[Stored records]
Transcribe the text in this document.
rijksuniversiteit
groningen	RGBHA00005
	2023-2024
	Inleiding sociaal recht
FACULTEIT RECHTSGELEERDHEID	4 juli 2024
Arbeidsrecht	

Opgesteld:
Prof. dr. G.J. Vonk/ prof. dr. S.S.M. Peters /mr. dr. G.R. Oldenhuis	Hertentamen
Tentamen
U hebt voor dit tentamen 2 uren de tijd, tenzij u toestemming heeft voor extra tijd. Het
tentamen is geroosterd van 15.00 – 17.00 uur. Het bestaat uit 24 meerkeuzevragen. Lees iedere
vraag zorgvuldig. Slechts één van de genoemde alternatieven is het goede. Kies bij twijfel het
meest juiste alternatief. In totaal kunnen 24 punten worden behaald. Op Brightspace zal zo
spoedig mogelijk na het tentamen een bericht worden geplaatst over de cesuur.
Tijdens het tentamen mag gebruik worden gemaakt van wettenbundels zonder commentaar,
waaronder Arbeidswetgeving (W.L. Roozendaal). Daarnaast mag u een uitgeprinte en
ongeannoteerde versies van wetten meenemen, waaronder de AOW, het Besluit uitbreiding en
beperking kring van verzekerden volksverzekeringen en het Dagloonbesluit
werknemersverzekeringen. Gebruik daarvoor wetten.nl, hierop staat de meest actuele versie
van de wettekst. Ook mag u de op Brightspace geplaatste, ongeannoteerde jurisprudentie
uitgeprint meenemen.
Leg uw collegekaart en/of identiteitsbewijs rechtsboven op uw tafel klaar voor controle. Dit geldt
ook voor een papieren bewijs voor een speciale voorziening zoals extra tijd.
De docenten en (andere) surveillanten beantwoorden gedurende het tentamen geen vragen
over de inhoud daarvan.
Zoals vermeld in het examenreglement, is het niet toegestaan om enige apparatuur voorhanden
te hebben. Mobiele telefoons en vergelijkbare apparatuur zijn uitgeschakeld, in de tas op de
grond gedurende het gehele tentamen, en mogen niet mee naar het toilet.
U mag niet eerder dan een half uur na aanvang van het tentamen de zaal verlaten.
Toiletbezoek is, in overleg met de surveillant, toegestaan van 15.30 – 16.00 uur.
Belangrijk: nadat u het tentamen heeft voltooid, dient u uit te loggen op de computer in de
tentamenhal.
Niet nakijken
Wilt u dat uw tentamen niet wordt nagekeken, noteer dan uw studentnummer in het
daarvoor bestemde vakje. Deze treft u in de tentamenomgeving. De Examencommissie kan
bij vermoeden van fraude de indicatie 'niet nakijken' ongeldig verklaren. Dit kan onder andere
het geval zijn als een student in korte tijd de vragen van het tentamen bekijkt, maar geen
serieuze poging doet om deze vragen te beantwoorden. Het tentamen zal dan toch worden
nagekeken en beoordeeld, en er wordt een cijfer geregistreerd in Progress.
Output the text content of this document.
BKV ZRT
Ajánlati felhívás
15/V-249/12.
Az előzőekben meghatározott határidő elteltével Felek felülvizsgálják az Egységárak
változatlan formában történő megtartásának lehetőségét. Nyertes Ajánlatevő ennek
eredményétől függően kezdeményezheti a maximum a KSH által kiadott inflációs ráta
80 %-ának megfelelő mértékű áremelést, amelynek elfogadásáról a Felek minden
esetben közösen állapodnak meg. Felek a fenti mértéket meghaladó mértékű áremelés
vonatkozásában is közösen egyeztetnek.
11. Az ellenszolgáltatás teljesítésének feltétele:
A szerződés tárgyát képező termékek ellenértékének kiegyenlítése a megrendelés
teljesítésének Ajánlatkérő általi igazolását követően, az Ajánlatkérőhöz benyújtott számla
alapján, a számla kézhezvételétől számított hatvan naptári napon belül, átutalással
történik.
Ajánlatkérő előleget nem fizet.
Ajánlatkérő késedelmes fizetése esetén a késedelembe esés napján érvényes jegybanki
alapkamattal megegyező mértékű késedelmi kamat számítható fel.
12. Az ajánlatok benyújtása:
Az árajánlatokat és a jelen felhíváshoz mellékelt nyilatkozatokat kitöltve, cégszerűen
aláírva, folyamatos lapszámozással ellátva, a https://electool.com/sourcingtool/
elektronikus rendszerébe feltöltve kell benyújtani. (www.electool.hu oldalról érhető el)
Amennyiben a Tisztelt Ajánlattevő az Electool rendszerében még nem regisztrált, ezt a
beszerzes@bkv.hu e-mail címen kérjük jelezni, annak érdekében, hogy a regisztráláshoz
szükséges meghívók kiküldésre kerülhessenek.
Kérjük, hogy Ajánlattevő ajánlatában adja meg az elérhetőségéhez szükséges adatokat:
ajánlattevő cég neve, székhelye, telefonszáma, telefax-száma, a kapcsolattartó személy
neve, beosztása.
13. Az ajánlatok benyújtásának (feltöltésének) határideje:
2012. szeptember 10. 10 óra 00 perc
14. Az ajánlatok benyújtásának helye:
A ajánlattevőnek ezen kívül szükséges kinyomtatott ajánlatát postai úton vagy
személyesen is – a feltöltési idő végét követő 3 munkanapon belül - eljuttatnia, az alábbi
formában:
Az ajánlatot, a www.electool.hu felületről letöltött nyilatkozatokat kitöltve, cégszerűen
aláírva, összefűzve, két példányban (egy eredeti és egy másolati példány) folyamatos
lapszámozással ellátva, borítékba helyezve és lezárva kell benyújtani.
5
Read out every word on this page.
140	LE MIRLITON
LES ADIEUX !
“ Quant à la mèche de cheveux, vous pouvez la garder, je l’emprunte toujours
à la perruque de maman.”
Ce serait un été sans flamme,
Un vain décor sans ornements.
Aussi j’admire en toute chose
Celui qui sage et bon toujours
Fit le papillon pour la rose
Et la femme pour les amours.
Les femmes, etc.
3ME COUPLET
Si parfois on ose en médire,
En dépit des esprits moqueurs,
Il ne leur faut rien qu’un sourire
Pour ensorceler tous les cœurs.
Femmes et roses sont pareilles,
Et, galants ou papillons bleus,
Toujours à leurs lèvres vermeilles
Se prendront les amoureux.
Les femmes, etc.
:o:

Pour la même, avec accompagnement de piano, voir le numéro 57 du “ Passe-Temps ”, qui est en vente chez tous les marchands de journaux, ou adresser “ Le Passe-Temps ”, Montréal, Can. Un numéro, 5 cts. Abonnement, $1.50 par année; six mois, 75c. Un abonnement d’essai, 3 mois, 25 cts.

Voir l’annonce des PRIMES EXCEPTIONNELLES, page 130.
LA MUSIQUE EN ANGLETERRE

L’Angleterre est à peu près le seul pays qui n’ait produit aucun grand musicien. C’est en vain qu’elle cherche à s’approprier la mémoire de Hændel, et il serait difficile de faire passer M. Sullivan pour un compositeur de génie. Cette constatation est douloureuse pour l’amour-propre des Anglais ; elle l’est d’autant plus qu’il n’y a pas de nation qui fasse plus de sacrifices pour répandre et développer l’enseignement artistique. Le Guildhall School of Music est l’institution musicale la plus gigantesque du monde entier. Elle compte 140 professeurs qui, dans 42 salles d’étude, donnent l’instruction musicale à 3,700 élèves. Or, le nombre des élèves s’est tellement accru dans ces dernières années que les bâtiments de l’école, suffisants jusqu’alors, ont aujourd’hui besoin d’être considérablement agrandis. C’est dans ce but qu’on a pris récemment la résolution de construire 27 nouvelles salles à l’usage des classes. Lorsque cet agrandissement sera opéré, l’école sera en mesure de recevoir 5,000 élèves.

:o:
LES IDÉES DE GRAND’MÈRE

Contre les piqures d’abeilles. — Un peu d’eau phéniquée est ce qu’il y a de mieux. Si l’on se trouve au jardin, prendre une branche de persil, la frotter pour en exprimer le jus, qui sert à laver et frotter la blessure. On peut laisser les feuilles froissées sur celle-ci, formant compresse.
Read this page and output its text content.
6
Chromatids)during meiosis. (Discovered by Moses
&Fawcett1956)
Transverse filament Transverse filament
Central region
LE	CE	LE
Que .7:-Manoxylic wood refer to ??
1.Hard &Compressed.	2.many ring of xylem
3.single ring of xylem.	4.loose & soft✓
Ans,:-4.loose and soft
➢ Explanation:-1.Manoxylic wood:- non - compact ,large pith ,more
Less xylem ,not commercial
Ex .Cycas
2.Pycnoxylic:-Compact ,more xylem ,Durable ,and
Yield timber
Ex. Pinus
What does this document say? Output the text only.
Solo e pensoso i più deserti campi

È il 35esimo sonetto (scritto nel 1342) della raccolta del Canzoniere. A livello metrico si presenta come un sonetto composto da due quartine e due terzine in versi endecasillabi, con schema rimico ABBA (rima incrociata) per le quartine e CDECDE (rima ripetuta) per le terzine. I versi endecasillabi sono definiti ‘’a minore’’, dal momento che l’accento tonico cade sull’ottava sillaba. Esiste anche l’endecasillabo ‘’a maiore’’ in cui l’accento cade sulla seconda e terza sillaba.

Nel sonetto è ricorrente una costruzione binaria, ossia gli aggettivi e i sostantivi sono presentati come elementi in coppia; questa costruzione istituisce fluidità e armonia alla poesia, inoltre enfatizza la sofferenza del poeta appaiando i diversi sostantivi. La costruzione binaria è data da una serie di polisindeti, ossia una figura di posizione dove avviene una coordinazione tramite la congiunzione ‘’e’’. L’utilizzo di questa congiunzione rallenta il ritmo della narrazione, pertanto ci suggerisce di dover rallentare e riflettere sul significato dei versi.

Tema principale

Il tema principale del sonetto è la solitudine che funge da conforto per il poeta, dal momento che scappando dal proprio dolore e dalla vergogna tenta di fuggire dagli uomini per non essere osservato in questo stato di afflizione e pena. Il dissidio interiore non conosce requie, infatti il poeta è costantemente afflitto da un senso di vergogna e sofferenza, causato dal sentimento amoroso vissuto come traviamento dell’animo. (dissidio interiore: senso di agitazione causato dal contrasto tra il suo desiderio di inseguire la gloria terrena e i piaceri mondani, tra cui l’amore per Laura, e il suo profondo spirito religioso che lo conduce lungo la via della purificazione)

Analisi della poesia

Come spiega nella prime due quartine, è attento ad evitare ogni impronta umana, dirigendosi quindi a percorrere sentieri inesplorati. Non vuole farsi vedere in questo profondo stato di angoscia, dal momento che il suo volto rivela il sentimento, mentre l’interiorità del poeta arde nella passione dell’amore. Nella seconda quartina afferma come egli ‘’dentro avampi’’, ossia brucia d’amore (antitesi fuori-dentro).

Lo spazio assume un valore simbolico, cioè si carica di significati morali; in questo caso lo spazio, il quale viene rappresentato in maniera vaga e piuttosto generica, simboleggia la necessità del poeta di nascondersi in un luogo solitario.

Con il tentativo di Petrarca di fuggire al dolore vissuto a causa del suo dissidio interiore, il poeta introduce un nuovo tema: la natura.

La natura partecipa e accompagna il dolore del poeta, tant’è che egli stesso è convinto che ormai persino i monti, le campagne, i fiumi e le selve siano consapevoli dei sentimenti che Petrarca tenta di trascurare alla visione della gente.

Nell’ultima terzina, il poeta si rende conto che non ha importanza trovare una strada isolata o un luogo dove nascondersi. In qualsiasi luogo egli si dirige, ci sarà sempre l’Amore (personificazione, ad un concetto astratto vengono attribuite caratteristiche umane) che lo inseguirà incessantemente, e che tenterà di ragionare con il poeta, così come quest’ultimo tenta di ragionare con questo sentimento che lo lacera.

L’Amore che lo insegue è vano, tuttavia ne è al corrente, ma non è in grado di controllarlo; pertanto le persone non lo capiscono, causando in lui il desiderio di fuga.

• INSTRUCTIONS FOR THE TASK: From the data, pick out every line that includes "számla".

• RIGHT ANSWER:
teljesítésének Ajánlatkérő általi igazolását követően, az Ajánlatkérőhöz benyújtott számla
alapján, a számla kézhezvételétől számított hatvan naptári napon belül, átutalással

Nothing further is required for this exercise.